## start DATA SUPPLIED

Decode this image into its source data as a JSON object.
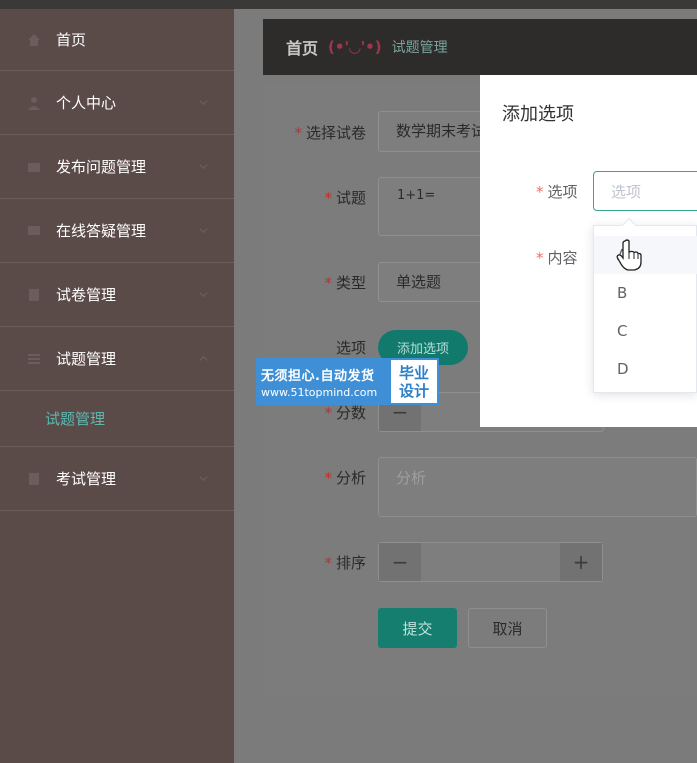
{
  "sidebar": {
    "items": [
      {
        "label": "首页",
        "icon": "home-icon"
      },
      {
        "label": "个人中心",
        "icon": "user-icon"
      },
      {
        "label": "发布问题管理",
        "icon": "folder-icon"
      },
      {
        "label": "在线答疑管理",
        "icon": "chat-icon"
      },
      {
        "label": "试卷管理",
        "icon": "paper-icon"
      },
      {
        "label": "试题管理",
        "icon": "list-icon"
      },
      {
        "label": "考试管理",
        "icon": "exam-icon"
      }
    ],
    "sub_item": "试题管理"
  },
  "header": {
    "home": "首页",
    "face": "(•'◡'•)",
    "crumb": "试题管理"
  },
  "form": {
    "paper_label": "选择试卷",
    "paper_value": "数学期末考试",
    "question_label": "试题",
    "question_value": "1+1=",
    "type_label": "类型",
    "type_value": "单选题",
    "options_label": "选项",
    "add_option_button": "添加选项",
    "score_label": "分数",
    "score_minus": "−",
    "analysis_label": "分析",
    "analysis_placeholder": "分析",
    "order_label": "排序",
    "order_minus": "−",
    "order_plus": "+",
    "submit": "提交",
    "cancel": "取消"
  },
  "watermark": {
    "line1": "无须担心.自动发货",
    "line2": "www.51topmind.com",
    "badge1": "毕业",
    "badge2": "设计"
  },
  "dialog": {
    "title": "添加选项",
    "option_label": "选项",
    "option_placeholder": "选项",
    "content_label": "内容",
    "dropdown_options": [
      "A",
      "B",
      "C",
      "D"
    ]
  },
  "colors": {
    "accent": "#3aa394",
    "required": "#f56c6c"
  }
}
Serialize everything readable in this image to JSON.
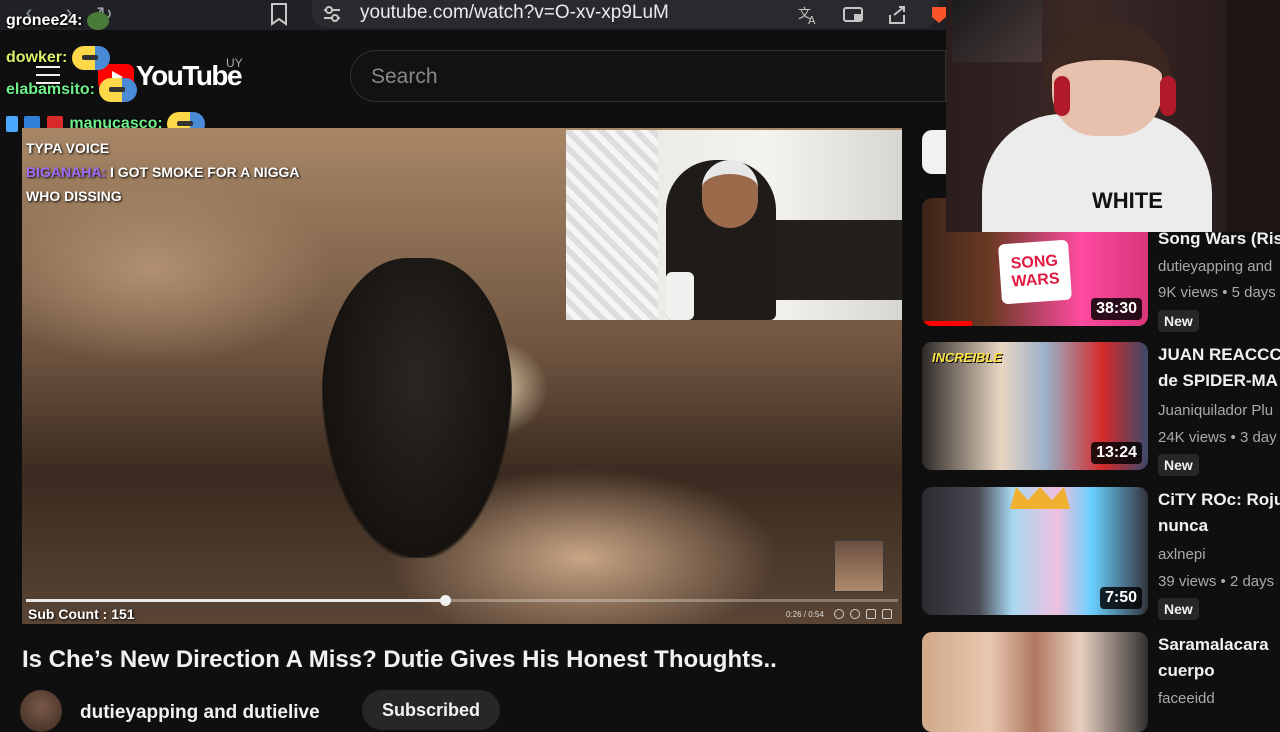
{
  "browser": {
    "url": "youtube.com/watch?v=O-xv-xp9LuM"
  },
  "header": {
    "brand": "YouTube",
    "country": "UY",
    "search_placeholder": "Search"
  },
  "chat": [
    {
      "user": "gronee24:",
      "color": "#ffffff"
    },
    {
      "user": "dowker:",
      "color": "#d7f26a"
    },
    {
      "user": "elabamsito:",
      "color": "#6ff08a"
    },
    {
      "user": "manucasco:",
      "color": "#6ff08a"
    }
  ],
  "player": {
    "caption_line1": "TYPA VOICE",
    "caption_line2_user": "BIGANAHA:",
    "caption_line2_text": "I GOT SMOKE FOR A NIGGA",
    "caption_line3": "WHO DISSING",
    "sub_count": "Sub Count : 151",
    "time": "0:26 / 0:54",
    "progress_fraction": 0.48
  },
  "video": {
    "title": "Is Che’s New Direction A Miss? Dutie Gives His Honest Thoughts..",
    "channel": "dutieyapping and dutielive",
    "subscribe_label": "Subscribed"
  },
  "recommendations": [
    {
      "title": "Song Wars (Ris",
      "channel": "dutieyapping and",
      "meta": "9K views • 5 days",
      "duration": "38:30",
      "badge": "New",
      "thumb_text": "SONG WARS",
      "progress_fraction": 0.22
    },
    {
      "title1": "JUAN REACCC",
      "title2": "de SPIDER-MA",
      "channel": "Juaniquilador Plu",
      "meta": "24K views • 3 day",
      "duration": "13:24",
      "badge": "New",
      "thumb_text": "INCREIBLE"
    },
    {
      "title1": "CiTY ROc: Roju",
      "title2": "nunca",
      "channel": "axlnepi",
      "meta": "39 views • 2 days",
      "duration": "7:50",
      "badge": "New"
    },
    {
      "title1": "Saramalacara",
      "title2": "cuerpo",
      "channel": "faceeidd"
    }
  ],
  "streamer_cam": {
    "shirt_text": "WHITE"
  },
  "colors": {
    "accent_red": "#ff0000",
    "background": "#0f0f0f"
  }
}
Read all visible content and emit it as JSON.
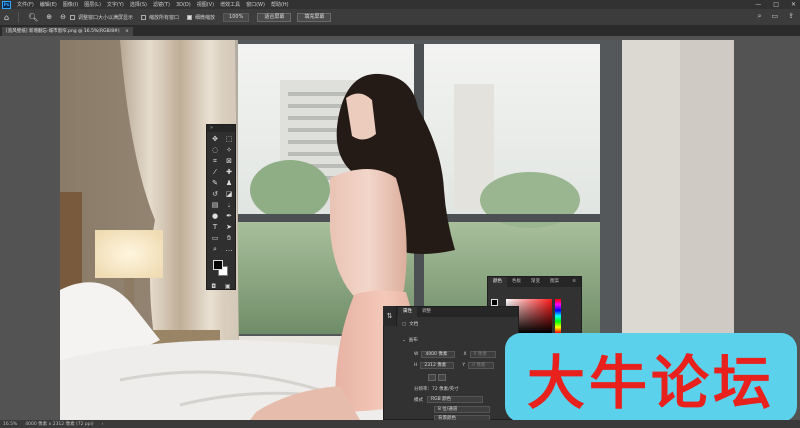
{
  "app": {
    "logo": "Ps"
  },
  "menu": [
    "文件(F)",
    "编辑(E)",
    "图像(I)",
    "图层(L)",
    "文字(Y)",
    "选择(S)",
    "滤镜(T)",
    "3D(D)",
    "视图(V)",
    "增效工具",
    "窗口(W)",
    "帮助(H)"
  ],
  "window_controls": {
    "minimize": "—",
    "maximize": "□",
    "close": "✕"
  },
  "options": {
    "resize_windows": "调整窗口大小以满屏显示",
    "zoom_all_windows": "缩放所有窗口",
    "scrubby_zoom": "细微缩放",
    "zoom_value": "100%",
    "fit_screen": "适合屏幕",
    "fill_screen": "填充屏幕"
  },
  "tab": {
    "label": "[宽风壁纸] 新增翻忘-城市窗帘.png @ 16.5%(RGB/8#)",
    "close": "×"
  },
  "status": {
    "zoom": "16.5%",
    "size": "4000 像素 x 2312 像素 (72 ppi)",
    "arrow": "›"
  },
  "color_panel": {
    "tabs": [
      "颜色",
      "色板",
      "渐变",
      "图案"
    ],
    "menu": "≡"
  },
  "properties": {
    "tabs": [
      "属性",
      "调整"
    ],
    "doc_label": "文档",
    "canvas_label": "画布",
    "w_label": "W",
    "w_value": "4000 像素",
    "x_label": "X",
    "x_value": "0 像素",
    "h_label": "H",
    "h_value": "2312 像素",
    "y_label": "Y",
    "y_value": "0 像素",
    "resolution": "分辨率：72 像素/英寸",
    "mode_label": "模式",
    "mode_value": "RGB 颜色",
    "depth_value": "8 位/通道",
    "bg_value": "背景颜色"
  },
  "watermark": "大牛论坛",
  "colors": {
    "foreground": "#000000",
    "background": "#ffffff",
    "watermark_bg": "#5bd1ec",
    "watermark_text": "#e8211d"
  }
}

## end DATA SUPPLIED

Quote the records in full and exactly; skip any image.

Decode this image into its source data as a JSON object.
{
  "sidebar": {
    "items": [
      {
        "label": "首页",
        "icon": "home-icon"
      },
      {
        "label": "个人中心",
        "icon": "user-icon"
      },
      {
        "label": "发布问题管理",
        "icon": "folder-icon"
      },
      {
        "label": "在线答疑管理",
        "icon": "chat-icon"
      },
      {
        "label": "试卷管理",
        "icon": "paper-icon"
      },
      {
        "label": "试题管理",
        "icon": "list-icon"
      },
      {
        "label": "考试管理",
        "icon": "exam-icon"
      }
    ],
    "sub_item": "试题管理"
  },
  "header": {
    "home": "首页",
    "face": "(•'◡'•)",
    "crumb": "试题管理"
  },
  "form": {
    "paper_label": "选择试卷",
    "paper_value": "数学期末考试",
    "question_label": "试题",
    "question_value": "1+1=",
    "type_label": "类型",
    "type_value": "单选题",
    "options_label": "选项",
    "add_option_button": "添加选项",
    "score_label": "分数",
    "score_minus": "−",
    "analysis_label": "分析",
    "analysis_placeholder": "分析",
    "order_label": "排序",
    "order_minus": "−",
    "order_plus": "+",
    "submit": "提交",
    "cancel": "取消"
  },
  "watermark": {
    "line1": "无须担心.自动发货",
    "line2": "www.51topmind.com",
    "badge1": "毕业",
    "badge2": "设计"
  },
  "dialog": {
    "title": "添加选项",
    "option_label": "选项",
    "option_placeholder": "选项",
    "content_label": "内容",
    "dropdown_options": [
      "A",
      "B",
      "C",
      "D"
    ]
  },
  "colors": {
    "accent": "#3aa394",
    "required": "#f56c6c"
  }
}
Serialize everything readable in this image to JSON.
{
  "browser": {
    "url": "youtube.com/watch?v=O-xv-xp9LuM"
  },
  "header": {
    "brand": "YouTube",
    "country": "UY",
    "search_placeholder": "Search"
  },
  "chat": [
    {
      "user": "gronee24:",
      "color": "#ffffff"
    },
    {
      "user": "dowker:",
      "color": "#d7f26a"
    },
    {
      "user": "elabamsito:",
      "color": "#6ff08a"
    },
    {
      "user": "manucasco:",
      "color": "#6ff08a"
    }
  ],
  "player": {
    "caption_line1": "TYPA VOICE",
    "caption_line2_user": "BIGANAHA:",
    "caption_line2_text": "I GOT SMOKE FOR A NIGGA",
    "caption_line3": "WHO DISSING",
    "sub_count": "Sub Count : 151",
    "time": "0:26 / 0:54",
    "progress_fraction": 0.48
  },
  "video": {
    "title": "Is Che’s New Direction A Miss? Dutie Gives His Honest Thoughts..",
    "channel": "dutieyapping and dutielive",
    "subscribe_label": "Subscribed"
  },
  "recommendations": [
    {
      "title": "Song Wars (Ris",
      "channel": "dutieyapping and",
      "meta": "9K views • 5 days",
      "duration": "38:30",
      "badge": "New",
      "thumb_text": "SONG WARS",
      "progress_fraction": 0.22
    },
    {
      "title1": "JUAN REACCC",
      "title2": "de SPIDER-MA",
      "channel": "Juaniquilador Plu",
      "meta": "24K views • 3 day",
      "duration": "13:24",
      "badge": "New",
      "thumb_text": "INCREIBLE"
    },
    {
      "title1": "CiTY ROc: Roju",
      "title2": "nunca",
      "channel": "axlnepi",
      "meta": "39 views • 2 days",
      "duration": "7:50",
      "badge": "New"
    },
    {
      "title1": "Saramalacara",
      "title2": "cuerpo",
      "channel": "faceeidd"
    }
  ],
  "streamer_cam": {
    "shirt_text": "WHITE"
  },
  "colors": {
    "accent_red": "#ff0000",
    "background": "#0f0f0f"
  }
}
Read all visible content and emit it as JSON.
{
  "app": {
    "logo": "Ps"
  },
  "menu": [
    "文件(F)",
    "编辑(E)",
    "图像(I)",
    "图层(L)",
    "文字(Y)",
    "选择(S)",
    "滤镜(T)",
    "3D(D)",
    "视图(V)",
    "增效工具",
    "窗口(W)",
    "帮助(H)"
  ],
  "window_controls": {
    "minimize": "—",
    "maximize": "□",
    "close": "✕"
  },
  "options": {
    "resize_windows": "调整窗口大小以满屏显示",
    "zoom_all_windows": "缩放所有窗口",
    "scrubby_zoom": "细微缩放",
    "zoom_value": "100%",
    "fit_screen": "适合屏幕",
    "fill_screen": "填充屏幕"
  },
  "tab": {
    "label": "[宽风壁纸] 新增翻忘-城市窗帘.png @ 16.5%(RGB/8#)",
    "close": "×"
  },
  "status": {
    "zoom": "16.5%",
    "size": "4000 像素 x 2312 像素 (72 ppi)",
    "arrow": "›"
  },
  "color_panel": {
    "tabs": [
      "颜色",
      "色板",
      "渐变",
      "图案"
    ],
    "menu": "≡"
  },
  "properties": {
    "tabs": [
      "属性",
      "调整"
    ],
    "doc_label": "文档",
    "canvas_label": "画布",
    "w_label": "W",
    "w_value": "4000 像素",
    "x_label": "X",
    "x_value": "0 像素",
    "h_label": "H",
    "h_value": "2312 像素",
    "y_label": "Y",
    "y_value": "0 像素",
    "resolution": "分辨率：72 像素/英寸",
    "mode_label": "模式",
    "mode_value": "RGB 颜色",
    "depth_value": "8 位/通道",
    "bg_value": "背景颜色"
  },
  "watermark": "大牛论坛",
  "colors": {
    "foreground": "#000000",
    "background": "#ffffff",
    "watermark_bg": "#5bd1ec",
    "watermark_text": "#e8211d"
  }
}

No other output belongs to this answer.